== Your objective ==
In your copy, reproduce the entries exactly as they are, minus the images.

====== Records for the exercise ======

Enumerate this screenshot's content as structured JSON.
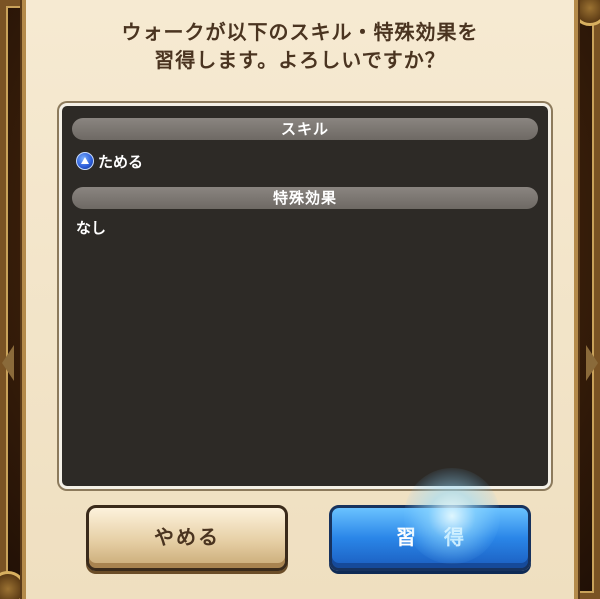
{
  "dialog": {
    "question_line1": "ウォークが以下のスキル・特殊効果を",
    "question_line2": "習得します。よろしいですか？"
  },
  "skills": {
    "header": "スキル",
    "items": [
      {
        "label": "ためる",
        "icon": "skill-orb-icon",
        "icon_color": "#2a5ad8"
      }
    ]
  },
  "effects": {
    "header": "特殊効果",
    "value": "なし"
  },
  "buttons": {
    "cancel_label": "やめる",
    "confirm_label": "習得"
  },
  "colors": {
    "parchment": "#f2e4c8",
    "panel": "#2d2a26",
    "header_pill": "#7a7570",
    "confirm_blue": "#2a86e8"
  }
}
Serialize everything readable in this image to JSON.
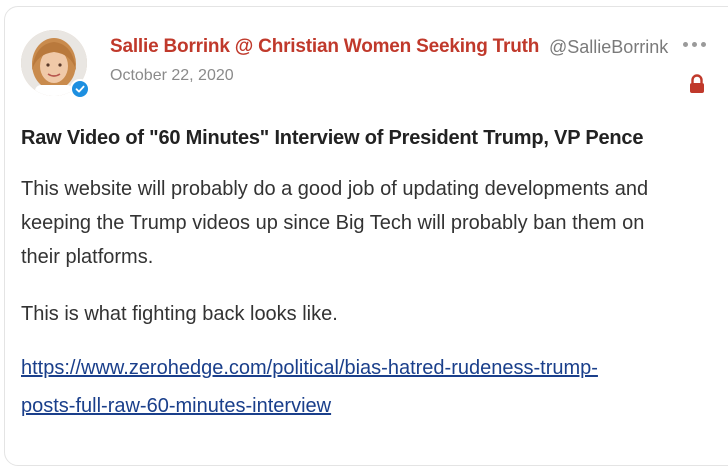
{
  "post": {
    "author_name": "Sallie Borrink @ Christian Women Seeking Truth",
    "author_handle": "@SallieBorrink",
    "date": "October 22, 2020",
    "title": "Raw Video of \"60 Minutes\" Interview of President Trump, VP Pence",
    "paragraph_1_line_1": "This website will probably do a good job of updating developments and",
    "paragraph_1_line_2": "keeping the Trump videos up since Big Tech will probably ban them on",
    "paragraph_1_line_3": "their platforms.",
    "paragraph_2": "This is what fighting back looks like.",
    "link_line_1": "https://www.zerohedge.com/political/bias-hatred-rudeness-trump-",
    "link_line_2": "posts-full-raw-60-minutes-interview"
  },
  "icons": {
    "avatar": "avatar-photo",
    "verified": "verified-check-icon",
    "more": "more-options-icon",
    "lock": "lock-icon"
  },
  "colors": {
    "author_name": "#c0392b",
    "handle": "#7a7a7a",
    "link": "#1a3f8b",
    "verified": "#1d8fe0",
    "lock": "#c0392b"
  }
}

======

== Response to the task ==
Enumerate this screenshot's content as structured JSON.
{
  "dialog": {
    "question_line1": "ウォークが以下のスキル・特殊効果を",
    "question_line2": "習得します。よろしいですか？"
  },
  "skills": {
    "header": "スキル",
    "items": [
      {
        "label": "ためる",
        "icon": "skill-orb-icon",
        "icon_color": "#2a5ad8"
      }
    ]
  },
  "effects": {
    "header": "特殊効果",
    "value": "なし"
  },
  "buttons": {
    "cancel_label": "やめる",
    "confirm_label": "習得"
  },
  "colors": {
    "parchment": "#f2e4c8",
    "panel": "#2d2a26",
    "header_pill": "#7a7570",
    "confirm_blue": "#2a86e8"
  }
}
Serialize everything readable in this image to JSON.
{
  "post": {
    "author_name": "Sallie Borrink @ Christian Women Seeking Truth",
    "author_handle": "@SallieBorrink",
    "date": "October 22, 2020",
    "title": "Raw Video of \"60 Minutes\" Interview of President Trump, VP Pence",
    "paragraph_1_line_1": "This website will probably do a good job of updating developments and",
    "paragraph_1_line_2": "keeping the Trump videos up since Big Tech will probably ban them on",
    "paragraph_1_line_3": "their platforms.",
    "paragraph_2": "This is what fighting back looks like.",
    "link_line_1": "https://www.zerohedge.com/political/bias-hatred-rudeness-trump-",
    "link_line_2": "posts-full-raw-60-minutes-interview"
  },
  "icons": {
    "avatar": "avatar-photo",
    "verified": "verified-check-icon",
    "more": "more-options-icon",
    "lock": "lock-icon"
  },
  "colors": {
    "author_name": "#c0392b",
    "handle": "#7a7a7a",
    "link": "#1a3f8b",
    "verified": "#1d8fe0",
    "lock": "#c0392b"
  }
}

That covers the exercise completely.